Copy the records below line for line, leaving every character unchanged.

■ ■ ■

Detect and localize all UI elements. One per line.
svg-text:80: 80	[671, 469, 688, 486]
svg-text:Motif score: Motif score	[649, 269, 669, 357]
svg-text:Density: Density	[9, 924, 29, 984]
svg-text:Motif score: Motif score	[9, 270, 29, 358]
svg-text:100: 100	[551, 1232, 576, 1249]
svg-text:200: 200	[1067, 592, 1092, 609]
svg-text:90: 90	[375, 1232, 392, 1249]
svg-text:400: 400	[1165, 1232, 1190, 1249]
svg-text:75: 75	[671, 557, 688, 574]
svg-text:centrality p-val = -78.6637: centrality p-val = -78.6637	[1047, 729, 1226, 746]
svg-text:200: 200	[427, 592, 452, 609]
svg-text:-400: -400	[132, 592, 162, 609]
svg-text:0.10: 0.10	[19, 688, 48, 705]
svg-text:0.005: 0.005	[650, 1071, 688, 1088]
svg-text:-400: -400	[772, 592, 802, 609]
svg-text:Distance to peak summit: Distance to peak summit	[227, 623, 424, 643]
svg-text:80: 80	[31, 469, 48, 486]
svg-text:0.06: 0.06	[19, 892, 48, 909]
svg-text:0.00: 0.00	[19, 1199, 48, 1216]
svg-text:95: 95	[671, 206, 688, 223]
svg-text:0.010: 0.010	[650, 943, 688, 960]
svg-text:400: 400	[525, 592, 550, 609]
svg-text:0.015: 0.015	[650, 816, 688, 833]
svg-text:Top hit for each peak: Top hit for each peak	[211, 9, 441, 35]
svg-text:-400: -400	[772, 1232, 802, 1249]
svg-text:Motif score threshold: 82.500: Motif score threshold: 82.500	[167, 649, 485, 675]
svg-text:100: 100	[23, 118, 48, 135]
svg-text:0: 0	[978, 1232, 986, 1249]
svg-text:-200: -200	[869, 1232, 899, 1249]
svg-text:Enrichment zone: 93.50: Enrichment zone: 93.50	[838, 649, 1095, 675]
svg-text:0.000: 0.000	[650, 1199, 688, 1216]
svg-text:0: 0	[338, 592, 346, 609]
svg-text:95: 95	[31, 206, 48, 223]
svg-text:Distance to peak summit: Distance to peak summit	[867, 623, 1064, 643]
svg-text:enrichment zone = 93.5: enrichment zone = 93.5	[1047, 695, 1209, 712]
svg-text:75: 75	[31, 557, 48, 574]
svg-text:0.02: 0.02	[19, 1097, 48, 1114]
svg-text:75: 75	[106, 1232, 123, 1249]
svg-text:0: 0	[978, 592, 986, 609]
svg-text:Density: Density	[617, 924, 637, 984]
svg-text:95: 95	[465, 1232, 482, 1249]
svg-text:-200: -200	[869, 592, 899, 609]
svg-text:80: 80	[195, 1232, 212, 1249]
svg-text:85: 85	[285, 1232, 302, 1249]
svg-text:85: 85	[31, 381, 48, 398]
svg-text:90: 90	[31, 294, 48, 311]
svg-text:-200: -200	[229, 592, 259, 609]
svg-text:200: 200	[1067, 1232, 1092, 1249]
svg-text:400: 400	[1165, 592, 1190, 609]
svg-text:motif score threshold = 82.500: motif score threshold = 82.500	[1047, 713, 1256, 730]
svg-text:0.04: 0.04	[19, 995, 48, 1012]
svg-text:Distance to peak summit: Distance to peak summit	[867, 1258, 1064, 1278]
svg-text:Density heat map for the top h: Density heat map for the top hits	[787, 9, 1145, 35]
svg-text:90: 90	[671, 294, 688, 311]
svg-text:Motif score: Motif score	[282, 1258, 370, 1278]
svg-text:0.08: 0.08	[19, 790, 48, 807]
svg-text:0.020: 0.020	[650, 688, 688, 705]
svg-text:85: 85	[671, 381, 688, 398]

■ ■ ■

OUTPUT FOR THIS EXERCISE:
Detect and localize all UI elements. One per line.
svg-text:80: 80	[671, 469, 688, 486]
svg-text:Motif score: Motif score	[649, 269, 669, 357]
svg-text:Density: Density	[9, 924, 29, 984]
svg-text:Motif score: Motif score	[9, 270, 29, 358]
svg-text:100: 100	[551, 1232, 576, 1249]
svg-text:200: 200	[1067, 592, 1092, 609]
svg-text:90: 90	[375, 1232, 392, 1249]
svg-text:400: 400	[1165, 1232, 1190, 1249]
svg-text:75: 75	[671, 557, 688, 574]
svg-text:centrality p-val = -78.6637: centrality p-val = -78.6637	[1047, 729, 1226, 746]
svg-text:200: 200	[427, 592, 452, 609]
svg-text:-400: -400	[132, 592, 162, 609]
svg-text:0.10: 0.10	[19, 688, 48, 705]
svg-text:0.005: 0.005	[650, 1071, 688, 1088]
svg-text:-400: -400	[772, 592, 802, 609]
svg-text:Distance to peak summit: Distance to peak summit	[227, 623, 424, 643]
svg-text:80: 80	[31, 469, 48, 486]
svg-text:0.06: 0.06	[19, 892, 48, 909]
svg-text:0.00: 0.00	[19, 1199, 48, 1216]
svg-text:95: 95	[671, 206, 688, 223]
svg-text:0.010: 0.010	[650, 943, 688, 960]
svg-text:400: 400	[525, 592, 550, 609]
svg-text:0.015: 0.015	[650, 816, 688, 833]
svg-text:Top hit for each peak: Top hit for each peak	[211, 9, 441, 35]
svg-text:-400: -400	[772, 1232, 802, 1249]
svg-text:Motif score threshold: 82.500: Motif score threshold: 82.500	[167, 649, 485, 675]
svg-text:100: 100	[23, 118, 48, 135]
svg-text:0: 0	[978, 1232, 986, 1249]
svg-text:-200: -200	[869, 1232, 899, 1249]
svg-text:Enrichment zone: 93.50: Enrichment zone: 93.50	[838, 649, 1095, 675]
svg-text:0.000: 0.000	[650, 1199, 688, 1216]
svg-text:0: 0	[338, 592, 346, 609]
svg-text:95: 95	[31, 206, 48, 223]
svg-text:Distance to peak summit: Distance to peak summit	[867, 623, 1064, 643]
svg-text:enrichment zone = 93.5: enrichment zone = 93.5	[1047, 695, 1209, 712]
svg-text:75: 75	[31, 557, 48, 574]
svg-text:0.02: 0.02	[19, 1097, 48, 1114]
svg-text:75: 75	[106, 1232, 123, 1249]
svg-text:0: 0	[978, 592, 986, 609]
svg-text:Density: Density	[617, 924, 637, 984]
svg-text:95: 95	[465, 1232, 482, 1249]
svg-text:-200: -200	[869, 592, 899, 609]
svg-text:80: 80	[195, 1232, 212, 1249]
svg-text:85: 85	[285, 1232, 302, 1249]
svg-text:85: 85	[31, 381, 48, 398]
svg-text:90: 90	[31, 294, 48, 311]
svg-text:-200: -200	[229, 592, 259, 609]
svg-text:200: 200	[1067, 1232, 1092, 1249]
svg-text:400: 400	[1165, 592, 1190, 609]
svg-text:motif score threshold = 82.500: motif score threshold = 82.500	[1047, 713, 1256, 730]
svg-text:0.04: 0.04	[19, 995, 48, 1012]
svg-text:Distance to peak summit: Distance to peak summit	[867, 1258, 1064, 1278]
svg-text:Density heat map for the top h: Density heat map for the top hits	[787, 9, 1145, 35]
svg-text:90: 90	[671, 294, 688, 311]
svg-text:Motif score: Motif score	[282, 1258, 370, 1278]
svg-text:0.08: 0.08	[19, 790, 48, 807]
svg-text:0.020: 0.020	[650, 688, 688, 705]
svg-text:85: 85	[671, 381, 688, 398]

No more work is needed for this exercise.